### PROBLEM REQUIREMENTS:
Pick out all lines with the word "name" from the records that follow.
-- start of MATERIAL FOR THE TASK --
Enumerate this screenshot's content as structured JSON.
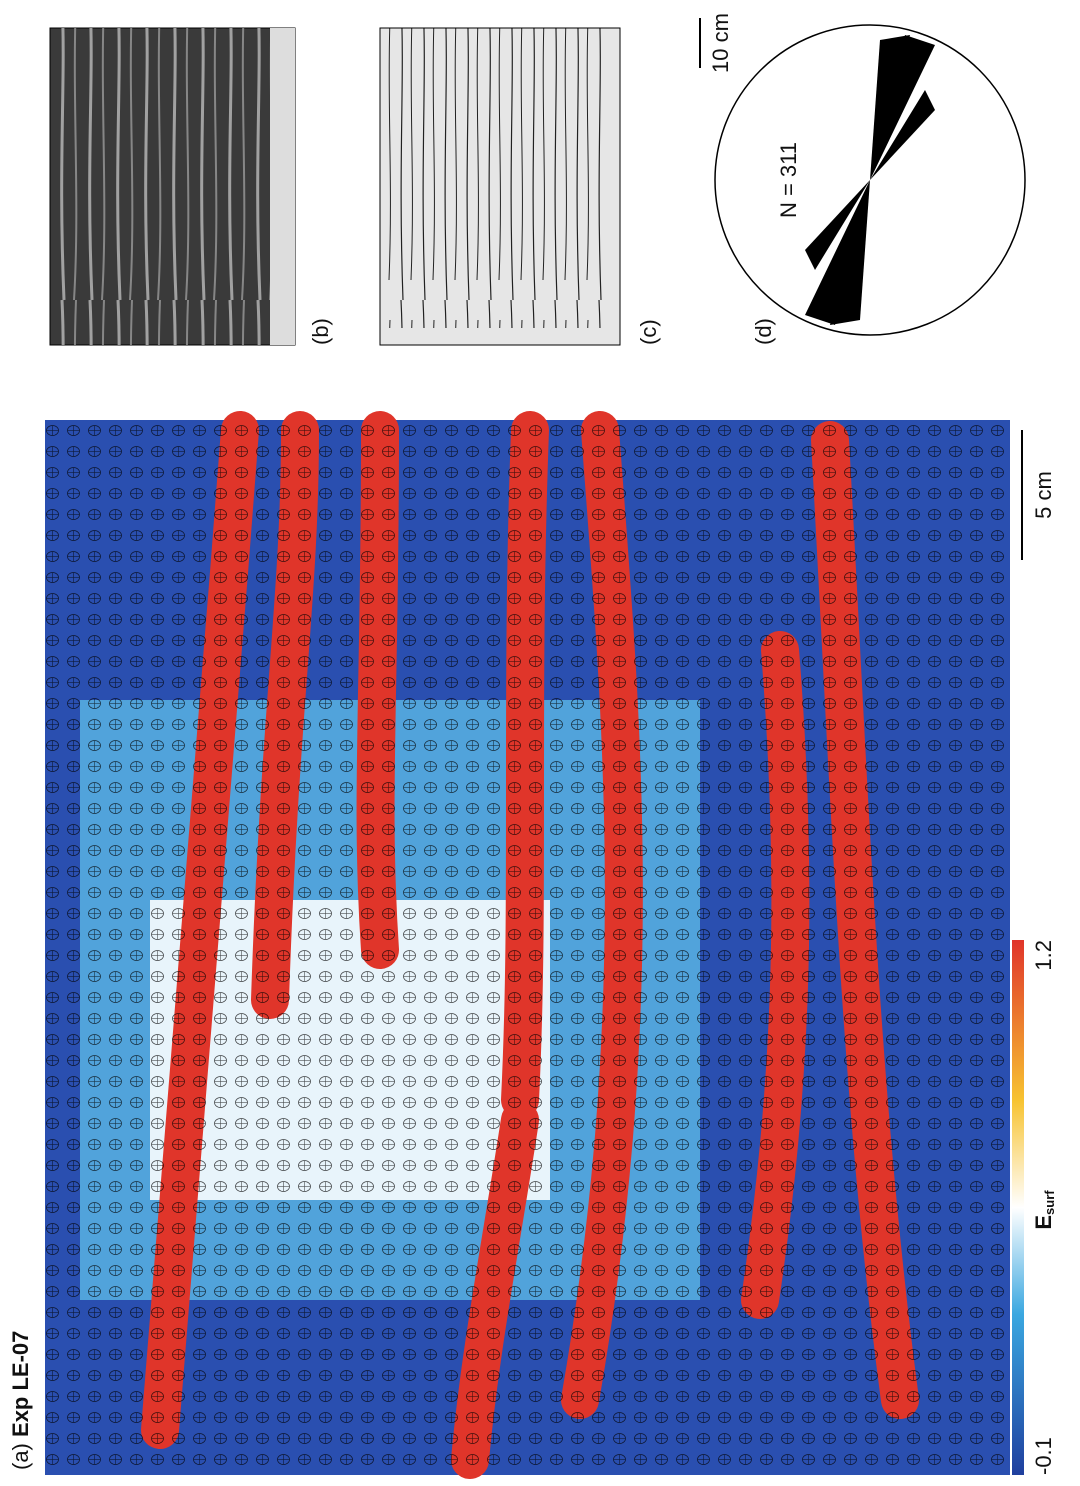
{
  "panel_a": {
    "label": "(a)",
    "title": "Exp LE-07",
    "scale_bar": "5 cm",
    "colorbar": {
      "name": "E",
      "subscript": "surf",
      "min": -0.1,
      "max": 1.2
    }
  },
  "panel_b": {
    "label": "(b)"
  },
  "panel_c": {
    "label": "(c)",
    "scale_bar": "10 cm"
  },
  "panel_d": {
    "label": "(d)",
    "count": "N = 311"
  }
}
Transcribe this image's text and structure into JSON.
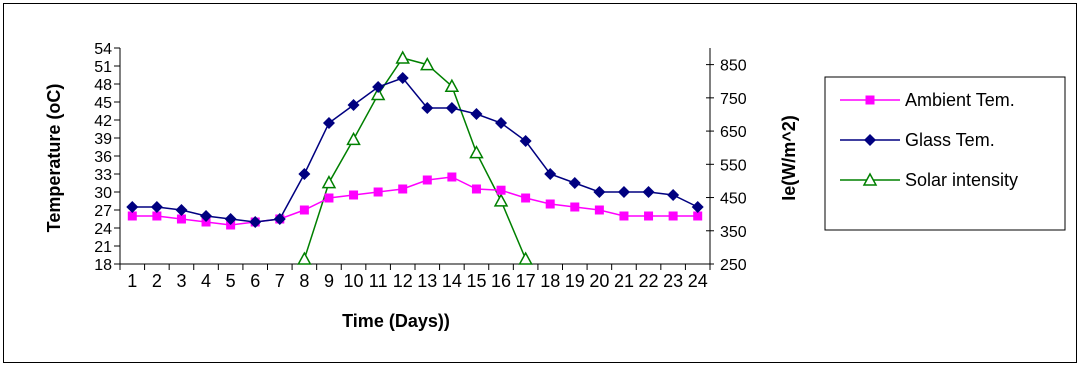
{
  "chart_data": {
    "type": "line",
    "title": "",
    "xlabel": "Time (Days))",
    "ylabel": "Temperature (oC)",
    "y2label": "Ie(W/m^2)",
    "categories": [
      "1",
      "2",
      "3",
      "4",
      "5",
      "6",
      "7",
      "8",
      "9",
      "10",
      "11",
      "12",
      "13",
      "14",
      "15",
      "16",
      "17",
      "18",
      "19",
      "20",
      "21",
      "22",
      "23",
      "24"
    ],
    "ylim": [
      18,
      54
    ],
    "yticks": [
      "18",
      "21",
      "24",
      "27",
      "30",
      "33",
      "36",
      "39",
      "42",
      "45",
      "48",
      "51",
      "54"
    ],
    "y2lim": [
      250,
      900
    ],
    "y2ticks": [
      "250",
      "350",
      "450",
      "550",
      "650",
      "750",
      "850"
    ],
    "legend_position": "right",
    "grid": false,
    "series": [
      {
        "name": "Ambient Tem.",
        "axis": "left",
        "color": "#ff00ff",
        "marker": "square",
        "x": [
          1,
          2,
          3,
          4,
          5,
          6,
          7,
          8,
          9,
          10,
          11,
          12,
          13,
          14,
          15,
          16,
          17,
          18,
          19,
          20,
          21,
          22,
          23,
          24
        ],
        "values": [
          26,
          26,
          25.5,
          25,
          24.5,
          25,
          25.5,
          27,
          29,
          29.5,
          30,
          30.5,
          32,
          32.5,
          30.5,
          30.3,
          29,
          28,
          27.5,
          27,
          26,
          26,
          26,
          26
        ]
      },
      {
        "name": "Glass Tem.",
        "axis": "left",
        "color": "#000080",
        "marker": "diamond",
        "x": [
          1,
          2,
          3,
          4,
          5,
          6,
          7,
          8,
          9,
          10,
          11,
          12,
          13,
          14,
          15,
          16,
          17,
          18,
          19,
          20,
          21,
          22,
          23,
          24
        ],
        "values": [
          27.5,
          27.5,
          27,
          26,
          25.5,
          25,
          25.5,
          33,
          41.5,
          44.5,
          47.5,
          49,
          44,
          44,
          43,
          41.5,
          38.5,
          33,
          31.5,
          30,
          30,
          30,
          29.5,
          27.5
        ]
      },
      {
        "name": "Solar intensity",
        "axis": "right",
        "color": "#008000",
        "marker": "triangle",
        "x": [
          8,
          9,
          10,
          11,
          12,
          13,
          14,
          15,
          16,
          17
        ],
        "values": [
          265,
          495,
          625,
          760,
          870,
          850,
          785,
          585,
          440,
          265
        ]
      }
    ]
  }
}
-- end of MATERIAL FOR THE TASK --
### TASK RESPONSE:
      "name": "E",
        "name": "Ambient Tem.",
        "name": "Glass Tem.",
        "name": "Solar intensity",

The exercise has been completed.